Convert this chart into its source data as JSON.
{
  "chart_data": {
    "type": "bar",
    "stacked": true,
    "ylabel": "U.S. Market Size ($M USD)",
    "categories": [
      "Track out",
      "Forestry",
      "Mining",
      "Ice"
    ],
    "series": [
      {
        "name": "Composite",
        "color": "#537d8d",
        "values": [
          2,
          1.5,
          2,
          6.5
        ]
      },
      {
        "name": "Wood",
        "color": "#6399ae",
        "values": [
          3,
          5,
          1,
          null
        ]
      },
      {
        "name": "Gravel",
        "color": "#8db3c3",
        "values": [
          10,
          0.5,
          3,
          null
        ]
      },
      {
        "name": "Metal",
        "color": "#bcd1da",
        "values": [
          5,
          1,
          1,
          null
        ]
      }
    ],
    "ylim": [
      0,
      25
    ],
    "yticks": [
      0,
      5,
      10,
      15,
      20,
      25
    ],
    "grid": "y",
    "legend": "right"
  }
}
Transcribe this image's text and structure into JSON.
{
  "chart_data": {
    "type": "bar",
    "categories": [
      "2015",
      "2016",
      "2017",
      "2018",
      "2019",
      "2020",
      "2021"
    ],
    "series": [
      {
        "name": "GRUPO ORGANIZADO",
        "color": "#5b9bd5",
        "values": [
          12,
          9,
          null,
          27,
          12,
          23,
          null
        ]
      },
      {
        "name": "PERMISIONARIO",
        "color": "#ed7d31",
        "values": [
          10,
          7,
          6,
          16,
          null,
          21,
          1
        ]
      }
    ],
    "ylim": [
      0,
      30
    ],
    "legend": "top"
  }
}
····················
WHAT THIS TASK INVOLVES - Filter the records above and return every line that holds the word "name".

THE OUTPUT -
        "name": "Composite",
        "name": "Wood",
        "name": "Gravel",
        "name": "Metal",
        "name": "GRUPO ORGANIZADO",
        "name": "PERMISIONARIO",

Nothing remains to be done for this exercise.